*Supplied information*:
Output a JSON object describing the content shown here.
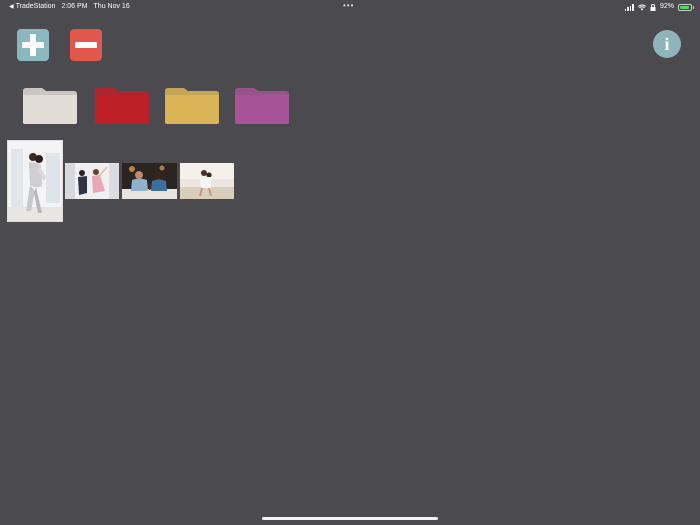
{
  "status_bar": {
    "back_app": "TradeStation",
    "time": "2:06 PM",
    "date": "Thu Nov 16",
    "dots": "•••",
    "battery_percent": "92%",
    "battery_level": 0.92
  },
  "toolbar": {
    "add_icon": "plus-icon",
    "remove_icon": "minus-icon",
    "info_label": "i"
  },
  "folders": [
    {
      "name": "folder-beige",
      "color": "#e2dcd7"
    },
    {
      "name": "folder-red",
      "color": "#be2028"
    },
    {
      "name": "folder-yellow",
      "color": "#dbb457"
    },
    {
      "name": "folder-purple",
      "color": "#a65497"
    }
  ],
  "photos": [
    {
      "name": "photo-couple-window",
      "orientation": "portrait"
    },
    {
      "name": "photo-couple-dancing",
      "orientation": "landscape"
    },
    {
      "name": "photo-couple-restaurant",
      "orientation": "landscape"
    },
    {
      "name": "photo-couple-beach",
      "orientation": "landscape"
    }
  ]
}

==

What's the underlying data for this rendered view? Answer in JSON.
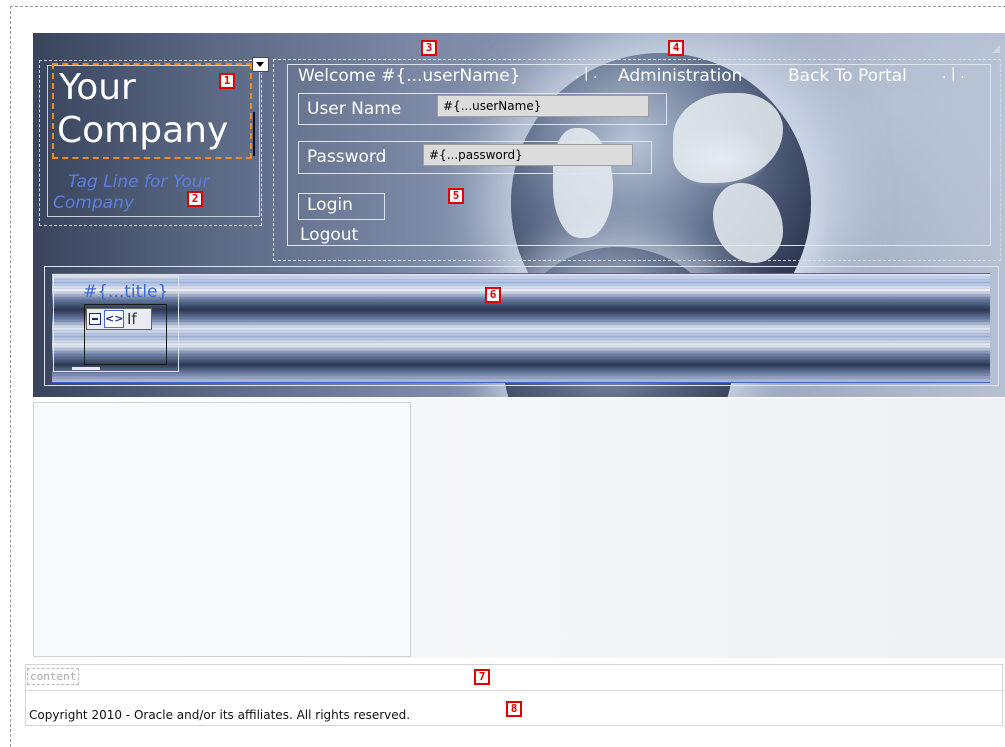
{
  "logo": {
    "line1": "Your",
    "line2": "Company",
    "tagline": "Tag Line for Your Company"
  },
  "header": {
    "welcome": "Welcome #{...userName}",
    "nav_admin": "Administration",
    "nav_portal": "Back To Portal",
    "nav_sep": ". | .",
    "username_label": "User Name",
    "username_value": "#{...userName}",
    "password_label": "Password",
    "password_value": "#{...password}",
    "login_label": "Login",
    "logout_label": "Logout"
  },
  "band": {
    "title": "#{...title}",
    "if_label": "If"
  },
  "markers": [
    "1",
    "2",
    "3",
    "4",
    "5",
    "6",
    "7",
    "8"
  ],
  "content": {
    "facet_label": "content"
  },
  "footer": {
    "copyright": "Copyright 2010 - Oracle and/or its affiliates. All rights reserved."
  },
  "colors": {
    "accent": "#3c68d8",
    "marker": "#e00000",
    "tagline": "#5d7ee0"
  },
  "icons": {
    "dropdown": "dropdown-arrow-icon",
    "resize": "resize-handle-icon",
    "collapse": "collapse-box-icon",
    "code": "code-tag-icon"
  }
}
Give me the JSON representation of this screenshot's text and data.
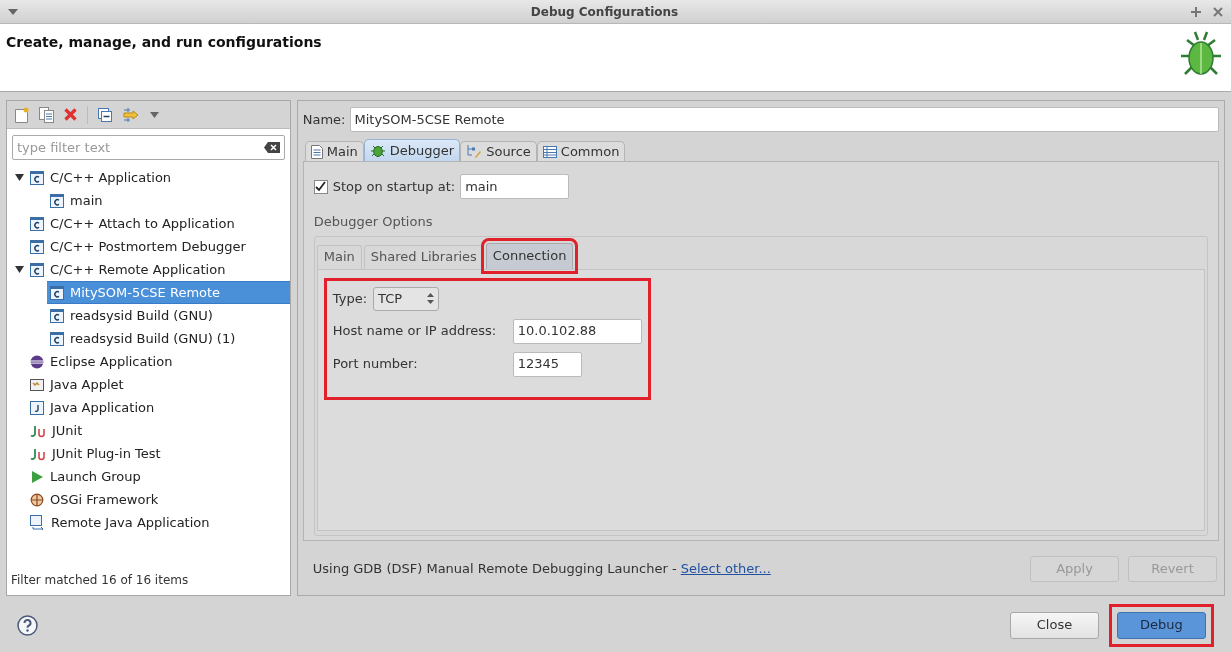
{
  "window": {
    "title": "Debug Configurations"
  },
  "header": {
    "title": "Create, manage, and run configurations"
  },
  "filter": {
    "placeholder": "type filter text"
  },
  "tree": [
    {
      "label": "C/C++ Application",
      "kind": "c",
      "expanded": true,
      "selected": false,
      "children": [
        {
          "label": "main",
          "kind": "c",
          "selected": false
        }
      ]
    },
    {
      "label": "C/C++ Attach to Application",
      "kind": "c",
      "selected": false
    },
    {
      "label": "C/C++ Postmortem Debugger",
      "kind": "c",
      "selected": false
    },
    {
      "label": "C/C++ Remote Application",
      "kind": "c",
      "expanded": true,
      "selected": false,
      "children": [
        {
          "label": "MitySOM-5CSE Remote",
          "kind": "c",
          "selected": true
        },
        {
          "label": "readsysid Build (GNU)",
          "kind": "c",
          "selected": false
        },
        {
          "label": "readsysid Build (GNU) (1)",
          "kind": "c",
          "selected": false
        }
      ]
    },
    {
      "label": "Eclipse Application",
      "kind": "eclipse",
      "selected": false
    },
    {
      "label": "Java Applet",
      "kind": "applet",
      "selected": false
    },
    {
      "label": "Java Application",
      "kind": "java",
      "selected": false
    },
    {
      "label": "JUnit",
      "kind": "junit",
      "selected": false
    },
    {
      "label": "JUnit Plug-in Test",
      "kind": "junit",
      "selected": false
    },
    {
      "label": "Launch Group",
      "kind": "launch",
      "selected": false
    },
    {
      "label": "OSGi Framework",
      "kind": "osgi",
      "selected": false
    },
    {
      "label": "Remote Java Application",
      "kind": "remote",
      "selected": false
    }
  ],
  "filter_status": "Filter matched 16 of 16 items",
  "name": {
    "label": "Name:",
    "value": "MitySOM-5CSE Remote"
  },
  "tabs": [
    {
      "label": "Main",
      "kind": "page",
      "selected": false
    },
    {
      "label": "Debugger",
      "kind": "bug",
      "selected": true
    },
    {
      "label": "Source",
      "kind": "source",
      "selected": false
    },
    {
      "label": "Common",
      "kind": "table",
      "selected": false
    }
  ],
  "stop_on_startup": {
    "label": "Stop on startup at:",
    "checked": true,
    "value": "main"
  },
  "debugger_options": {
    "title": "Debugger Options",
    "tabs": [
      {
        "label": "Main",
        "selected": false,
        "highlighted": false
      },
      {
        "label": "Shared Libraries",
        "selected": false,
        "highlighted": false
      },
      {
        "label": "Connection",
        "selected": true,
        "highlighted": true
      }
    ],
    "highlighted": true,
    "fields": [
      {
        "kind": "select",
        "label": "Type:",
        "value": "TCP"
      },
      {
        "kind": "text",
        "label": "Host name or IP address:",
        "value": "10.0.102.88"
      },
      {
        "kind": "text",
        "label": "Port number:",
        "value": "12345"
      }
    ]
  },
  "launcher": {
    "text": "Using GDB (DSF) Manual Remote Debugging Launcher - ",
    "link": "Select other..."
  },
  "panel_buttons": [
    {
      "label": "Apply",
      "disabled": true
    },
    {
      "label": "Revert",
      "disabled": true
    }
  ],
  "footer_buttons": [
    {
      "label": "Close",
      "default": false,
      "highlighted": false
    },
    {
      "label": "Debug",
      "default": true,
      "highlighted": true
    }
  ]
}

*The problem*:
Determine the number of lines in the data that contain "readsysid" as a word or string, and state only that number.

*Output for this task*:
2